> **GIVEN TASK**: Find every line in the records below that contains the word "alan", and copy each such line.

> **SUPPLIED MATERIAL**:
######

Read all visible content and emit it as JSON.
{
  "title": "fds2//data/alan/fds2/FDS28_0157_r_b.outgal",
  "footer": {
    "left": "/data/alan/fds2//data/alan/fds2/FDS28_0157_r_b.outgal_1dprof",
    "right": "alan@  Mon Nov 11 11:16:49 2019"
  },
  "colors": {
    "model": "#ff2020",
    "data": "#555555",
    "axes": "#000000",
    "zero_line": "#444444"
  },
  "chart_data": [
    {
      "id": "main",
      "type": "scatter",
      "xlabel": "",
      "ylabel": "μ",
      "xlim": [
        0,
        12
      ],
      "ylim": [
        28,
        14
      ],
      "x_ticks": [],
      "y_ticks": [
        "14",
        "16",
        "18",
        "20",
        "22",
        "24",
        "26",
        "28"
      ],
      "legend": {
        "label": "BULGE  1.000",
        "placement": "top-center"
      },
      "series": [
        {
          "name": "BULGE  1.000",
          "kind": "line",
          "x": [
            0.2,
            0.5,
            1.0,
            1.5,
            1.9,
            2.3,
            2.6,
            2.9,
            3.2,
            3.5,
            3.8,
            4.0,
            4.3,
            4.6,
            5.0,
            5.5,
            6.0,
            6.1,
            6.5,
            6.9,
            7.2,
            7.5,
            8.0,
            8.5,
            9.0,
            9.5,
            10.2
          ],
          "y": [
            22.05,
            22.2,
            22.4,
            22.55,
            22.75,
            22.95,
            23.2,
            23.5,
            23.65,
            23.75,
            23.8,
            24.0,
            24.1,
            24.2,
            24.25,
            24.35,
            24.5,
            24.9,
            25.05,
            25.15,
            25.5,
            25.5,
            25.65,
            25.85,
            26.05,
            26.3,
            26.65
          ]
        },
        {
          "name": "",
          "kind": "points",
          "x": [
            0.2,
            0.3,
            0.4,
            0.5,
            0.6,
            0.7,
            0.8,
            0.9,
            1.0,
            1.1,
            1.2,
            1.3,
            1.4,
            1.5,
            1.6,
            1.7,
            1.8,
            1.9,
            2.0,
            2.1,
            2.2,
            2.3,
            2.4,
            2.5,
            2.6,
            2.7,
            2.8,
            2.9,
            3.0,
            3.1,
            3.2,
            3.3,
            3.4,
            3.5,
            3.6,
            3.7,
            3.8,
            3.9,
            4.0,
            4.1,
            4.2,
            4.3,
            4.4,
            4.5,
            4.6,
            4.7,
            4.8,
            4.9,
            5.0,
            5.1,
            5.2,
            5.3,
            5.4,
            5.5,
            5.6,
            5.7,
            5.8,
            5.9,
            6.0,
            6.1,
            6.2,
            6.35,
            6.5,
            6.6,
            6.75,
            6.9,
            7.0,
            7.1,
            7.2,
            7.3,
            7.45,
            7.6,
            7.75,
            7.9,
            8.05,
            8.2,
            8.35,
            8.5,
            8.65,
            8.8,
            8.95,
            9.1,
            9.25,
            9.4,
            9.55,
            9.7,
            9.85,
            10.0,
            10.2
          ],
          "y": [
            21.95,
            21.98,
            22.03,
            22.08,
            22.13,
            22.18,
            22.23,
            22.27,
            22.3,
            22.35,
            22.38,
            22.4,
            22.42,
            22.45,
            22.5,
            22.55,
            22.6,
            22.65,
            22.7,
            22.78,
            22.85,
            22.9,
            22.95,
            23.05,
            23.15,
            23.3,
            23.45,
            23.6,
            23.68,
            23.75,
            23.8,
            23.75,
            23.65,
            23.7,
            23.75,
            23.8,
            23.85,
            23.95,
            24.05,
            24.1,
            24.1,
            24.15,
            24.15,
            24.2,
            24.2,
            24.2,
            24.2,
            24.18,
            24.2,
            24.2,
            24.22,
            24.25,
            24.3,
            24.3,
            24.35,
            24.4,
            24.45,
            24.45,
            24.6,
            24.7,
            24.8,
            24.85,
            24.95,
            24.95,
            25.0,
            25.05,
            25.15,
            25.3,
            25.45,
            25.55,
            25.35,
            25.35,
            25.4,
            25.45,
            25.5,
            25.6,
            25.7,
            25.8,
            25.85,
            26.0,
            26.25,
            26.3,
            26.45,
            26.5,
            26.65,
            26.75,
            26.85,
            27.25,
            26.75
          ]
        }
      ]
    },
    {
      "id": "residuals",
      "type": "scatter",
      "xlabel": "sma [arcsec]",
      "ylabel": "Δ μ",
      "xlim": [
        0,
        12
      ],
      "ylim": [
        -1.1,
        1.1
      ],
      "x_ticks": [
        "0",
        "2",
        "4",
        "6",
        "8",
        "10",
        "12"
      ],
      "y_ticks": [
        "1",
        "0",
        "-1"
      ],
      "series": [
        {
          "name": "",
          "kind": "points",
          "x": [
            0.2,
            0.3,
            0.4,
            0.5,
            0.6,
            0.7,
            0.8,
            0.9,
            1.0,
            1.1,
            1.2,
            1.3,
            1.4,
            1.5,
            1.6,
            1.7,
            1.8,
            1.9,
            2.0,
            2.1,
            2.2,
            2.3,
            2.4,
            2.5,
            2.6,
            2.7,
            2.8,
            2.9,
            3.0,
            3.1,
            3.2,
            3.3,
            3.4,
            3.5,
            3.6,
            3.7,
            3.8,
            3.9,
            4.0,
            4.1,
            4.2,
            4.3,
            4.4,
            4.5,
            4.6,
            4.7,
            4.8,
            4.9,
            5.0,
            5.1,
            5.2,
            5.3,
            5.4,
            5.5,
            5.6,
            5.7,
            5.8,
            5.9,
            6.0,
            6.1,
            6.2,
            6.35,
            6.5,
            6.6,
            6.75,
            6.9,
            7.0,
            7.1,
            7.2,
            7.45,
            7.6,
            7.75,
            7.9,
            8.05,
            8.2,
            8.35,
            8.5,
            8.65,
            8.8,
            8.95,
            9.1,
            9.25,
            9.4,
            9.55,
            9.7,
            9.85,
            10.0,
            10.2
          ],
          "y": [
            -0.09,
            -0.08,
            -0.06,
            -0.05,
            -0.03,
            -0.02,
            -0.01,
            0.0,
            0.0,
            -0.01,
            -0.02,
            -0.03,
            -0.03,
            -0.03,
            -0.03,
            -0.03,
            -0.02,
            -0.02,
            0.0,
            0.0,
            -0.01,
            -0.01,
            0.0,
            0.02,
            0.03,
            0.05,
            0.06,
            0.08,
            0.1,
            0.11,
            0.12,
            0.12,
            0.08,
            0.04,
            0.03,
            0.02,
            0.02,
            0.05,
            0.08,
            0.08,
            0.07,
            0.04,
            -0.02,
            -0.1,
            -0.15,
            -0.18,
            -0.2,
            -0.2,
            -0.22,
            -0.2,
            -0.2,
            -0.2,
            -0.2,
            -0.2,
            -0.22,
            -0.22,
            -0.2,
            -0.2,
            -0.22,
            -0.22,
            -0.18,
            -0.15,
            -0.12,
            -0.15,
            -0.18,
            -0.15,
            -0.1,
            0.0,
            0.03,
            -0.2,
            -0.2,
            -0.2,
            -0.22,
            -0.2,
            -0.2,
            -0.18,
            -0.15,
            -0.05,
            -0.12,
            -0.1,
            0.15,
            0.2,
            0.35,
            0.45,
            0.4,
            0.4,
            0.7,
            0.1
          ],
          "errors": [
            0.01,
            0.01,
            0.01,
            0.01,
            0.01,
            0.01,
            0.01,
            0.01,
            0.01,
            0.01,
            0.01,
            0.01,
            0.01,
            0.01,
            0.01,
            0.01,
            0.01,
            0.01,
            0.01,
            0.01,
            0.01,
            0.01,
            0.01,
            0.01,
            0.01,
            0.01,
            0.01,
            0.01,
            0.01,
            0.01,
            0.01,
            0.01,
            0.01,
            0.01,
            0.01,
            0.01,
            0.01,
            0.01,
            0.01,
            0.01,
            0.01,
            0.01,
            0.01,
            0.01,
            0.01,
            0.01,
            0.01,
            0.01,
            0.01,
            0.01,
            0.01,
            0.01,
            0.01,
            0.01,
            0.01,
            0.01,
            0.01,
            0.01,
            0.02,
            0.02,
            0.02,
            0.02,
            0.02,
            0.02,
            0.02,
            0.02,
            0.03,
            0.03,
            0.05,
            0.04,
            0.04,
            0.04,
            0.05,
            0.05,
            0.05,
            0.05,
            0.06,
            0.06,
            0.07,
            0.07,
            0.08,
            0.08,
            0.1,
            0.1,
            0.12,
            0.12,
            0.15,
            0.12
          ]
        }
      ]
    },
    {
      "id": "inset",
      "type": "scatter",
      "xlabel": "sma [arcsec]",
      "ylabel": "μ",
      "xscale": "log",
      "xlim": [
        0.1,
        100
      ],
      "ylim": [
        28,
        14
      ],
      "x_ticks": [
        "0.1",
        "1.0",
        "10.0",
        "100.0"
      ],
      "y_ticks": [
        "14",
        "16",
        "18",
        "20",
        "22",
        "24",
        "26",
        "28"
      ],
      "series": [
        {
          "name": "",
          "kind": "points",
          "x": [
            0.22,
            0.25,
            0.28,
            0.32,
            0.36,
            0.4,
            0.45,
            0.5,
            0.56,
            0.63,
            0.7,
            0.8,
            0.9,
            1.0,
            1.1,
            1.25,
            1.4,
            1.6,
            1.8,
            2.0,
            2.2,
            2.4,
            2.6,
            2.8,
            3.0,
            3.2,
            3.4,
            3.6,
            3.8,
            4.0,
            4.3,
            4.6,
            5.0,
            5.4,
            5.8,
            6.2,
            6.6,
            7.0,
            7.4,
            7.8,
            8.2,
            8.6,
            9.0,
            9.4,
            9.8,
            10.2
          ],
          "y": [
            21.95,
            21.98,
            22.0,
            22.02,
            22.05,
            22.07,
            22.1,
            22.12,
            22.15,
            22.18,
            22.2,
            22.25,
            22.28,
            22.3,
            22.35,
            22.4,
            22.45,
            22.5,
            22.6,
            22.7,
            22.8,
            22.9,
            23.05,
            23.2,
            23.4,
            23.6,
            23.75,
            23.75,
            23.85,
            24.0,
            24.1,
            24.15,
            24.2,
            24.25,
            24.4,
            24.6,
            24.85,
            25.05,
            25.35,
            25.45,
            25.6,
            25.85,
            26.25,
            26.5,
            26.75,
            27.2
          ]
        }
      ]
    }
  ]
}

######

> **FULL ANSWER**:
  "title": "fds2//data/alan/fds2/FDS28_0157_r_b.outgal",
    "left": "/data/alan/fds2//data/alan/fds2/FDS28_0157_r_b.outgal_1dprof",
    "right": "alan@  Mon Nov 11 11:16:49 2019"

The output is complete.